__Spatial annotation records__
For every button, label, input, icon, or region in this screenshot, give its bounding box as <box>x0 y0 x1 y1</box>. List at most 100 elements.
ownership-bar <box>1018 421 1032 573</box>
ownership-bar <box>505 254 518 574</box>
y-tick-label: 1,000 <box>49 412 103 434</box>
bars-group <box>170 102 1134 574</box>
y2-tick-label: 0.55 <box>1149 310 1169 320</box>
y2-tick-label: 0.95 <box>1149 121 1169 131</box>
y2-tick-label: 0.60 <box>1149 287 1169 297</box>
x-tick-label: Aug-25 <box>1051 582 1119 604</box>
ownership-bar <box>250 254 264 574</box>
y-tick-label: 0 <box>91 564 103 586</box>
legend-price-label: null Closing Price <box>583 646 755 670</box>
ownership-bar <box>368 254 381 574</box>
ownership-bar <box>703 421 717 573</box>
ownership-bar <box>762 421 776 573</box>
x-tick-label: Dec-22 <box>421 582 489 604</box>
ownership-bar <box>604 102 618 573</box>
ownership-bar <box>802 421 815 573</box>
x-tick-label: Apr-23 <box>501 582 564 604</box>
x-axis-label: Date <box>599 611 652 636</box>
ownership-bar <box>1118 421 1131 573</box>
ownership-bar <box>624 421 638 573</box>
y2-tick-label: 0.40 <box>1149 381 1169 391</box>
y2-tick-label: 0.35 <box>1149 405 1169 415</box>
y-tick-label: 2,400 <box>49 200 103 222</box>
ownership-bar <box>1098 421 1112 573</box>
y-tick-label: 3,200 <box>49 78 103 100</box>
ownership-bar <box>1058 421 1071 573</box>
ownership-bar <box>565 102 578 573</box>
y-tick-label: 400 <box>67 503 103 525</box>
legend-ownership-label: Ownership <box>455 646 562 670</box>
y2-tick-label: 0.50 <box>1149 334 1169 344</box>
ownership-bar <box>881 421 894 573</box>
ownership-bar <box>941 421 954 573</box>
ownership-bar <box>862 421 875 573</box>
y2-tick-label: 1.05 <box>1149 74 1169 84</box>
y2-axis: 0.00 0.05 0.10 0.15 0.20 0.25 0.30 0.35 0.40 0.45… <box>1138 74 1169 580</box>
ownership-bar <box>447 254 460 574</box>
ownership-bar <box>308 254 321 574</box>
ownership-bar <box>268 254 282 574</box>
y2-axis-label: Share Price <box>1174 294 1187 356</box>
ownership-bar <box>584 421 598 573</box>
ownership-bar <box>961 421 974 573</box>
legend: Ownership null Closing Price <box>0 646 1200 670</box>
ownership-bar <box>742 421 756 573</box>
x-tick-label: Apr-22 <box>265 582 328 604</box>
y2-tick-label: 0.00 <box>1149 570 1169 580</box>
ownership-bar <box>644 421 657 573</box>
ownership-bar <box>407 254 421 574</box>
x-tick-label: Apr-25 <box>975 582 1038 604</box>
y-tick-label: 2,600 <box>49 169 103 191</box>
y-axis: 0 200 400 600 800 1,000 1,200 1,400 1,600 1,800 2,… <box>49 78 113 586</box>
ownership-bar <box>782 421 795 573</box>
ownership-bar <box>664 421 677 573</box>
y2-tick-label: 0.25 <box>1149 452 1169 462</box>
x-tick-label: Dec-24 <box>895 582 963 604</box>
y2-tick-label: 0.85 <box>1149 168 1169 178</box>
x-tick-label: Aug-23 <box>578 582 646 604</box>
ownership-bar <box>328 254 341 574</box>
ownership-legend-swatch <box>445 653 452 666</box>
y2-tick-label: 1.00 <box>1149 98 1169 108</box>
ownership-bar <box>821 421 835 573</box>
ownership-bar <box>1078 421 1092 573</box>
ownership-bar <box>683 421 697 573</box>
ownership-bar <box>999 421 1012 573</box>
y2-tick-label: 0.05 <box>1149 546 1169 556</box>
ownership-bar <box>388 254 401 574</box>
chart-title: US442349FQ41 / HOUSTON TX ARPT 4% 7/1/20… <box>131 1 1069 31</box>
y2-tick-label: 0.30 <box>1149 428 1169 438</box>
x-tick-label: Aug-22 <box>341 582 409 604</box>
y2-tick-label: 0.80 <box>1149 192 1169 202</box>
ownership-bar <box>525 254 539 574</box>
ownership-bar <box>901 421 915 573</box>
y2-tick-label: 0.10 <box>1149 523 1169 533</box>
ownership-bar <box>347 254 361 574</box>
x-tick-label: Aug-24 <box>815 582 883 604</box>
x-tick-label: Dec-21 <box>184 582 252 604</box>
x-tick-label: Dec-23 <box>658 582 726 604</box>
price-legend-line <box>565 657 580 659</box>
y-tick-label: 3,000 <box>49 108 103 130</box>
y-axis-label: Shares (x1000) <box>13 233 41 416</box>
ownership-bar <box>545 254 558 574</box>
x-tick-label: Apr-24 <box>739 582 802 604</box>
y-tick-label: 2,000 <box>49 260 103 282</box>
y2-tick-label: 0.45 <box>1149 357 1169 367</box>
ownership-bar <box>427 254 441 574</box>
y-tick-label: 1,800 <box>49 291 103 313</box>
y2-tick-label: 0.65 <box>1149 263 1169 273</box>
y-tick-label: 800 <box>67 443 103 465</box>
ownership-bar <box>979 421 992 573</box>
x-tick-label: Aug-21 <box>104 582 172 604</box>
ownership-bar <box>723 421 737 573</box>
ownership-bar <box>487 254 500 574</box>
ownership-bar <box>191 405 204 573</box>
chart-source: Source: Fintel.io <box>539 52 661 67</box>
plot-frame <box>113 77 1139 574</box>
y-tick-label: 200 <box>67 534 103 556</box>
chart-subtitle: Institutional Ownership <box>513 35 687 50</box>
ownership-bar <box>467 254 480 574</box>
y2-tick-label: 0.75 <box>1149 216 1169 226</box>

__DIRECTIONS__
Starting at the top of the records and ending at the line with "x-tick-label: Apr-23 <box>501", write those lines out again with "ownership-bar" swapped for "holding-bar" and nothing else changed.

__RESULT FOR THIS TASK__
For every button, label, input, icon, or region in this screenshot, give its bounding box as <box>x0 y0 x1 y1</box>. List at most 100 elements.
holding-bar <box>1018 421 1032 573</box>
holding-bar <box>505 254 518 574</box>
y-tick-label: 1,000 <box>49 412 103 434</box>
bars-group <box>170 102 1134 574</box>
y2-tick-label: 0.55 <box>1149 310 1169 320</box>
y2-tick-label: 0.95 <box>1149 121 1169 131</box>
y2-tick-label: 0.60 <box>1149 287 1169 297</box>
x-tick-label: Aug-25 <box>1051 582 1119 604</box>
holding-bar <box>250 254 264 574</box>
y-tick-label: 0 <box>91 564 103 586</box>
legend-price-label: null Closing Price <box>583 646 755 670</box>
holding-bar <box>368 254 381 574</box>
holding-bar <box>703 421 717 573</box>
holding-bar <box>762 421 776 573</box>
x-tick-label: Dec-22 <box>421 582 489 604</box>
holding-bar <box>604 102 618 573</box>
holding-bar <box>802 421 815 573</box>
x-tick-label: Apr-23 <box>501 582 564 604</box>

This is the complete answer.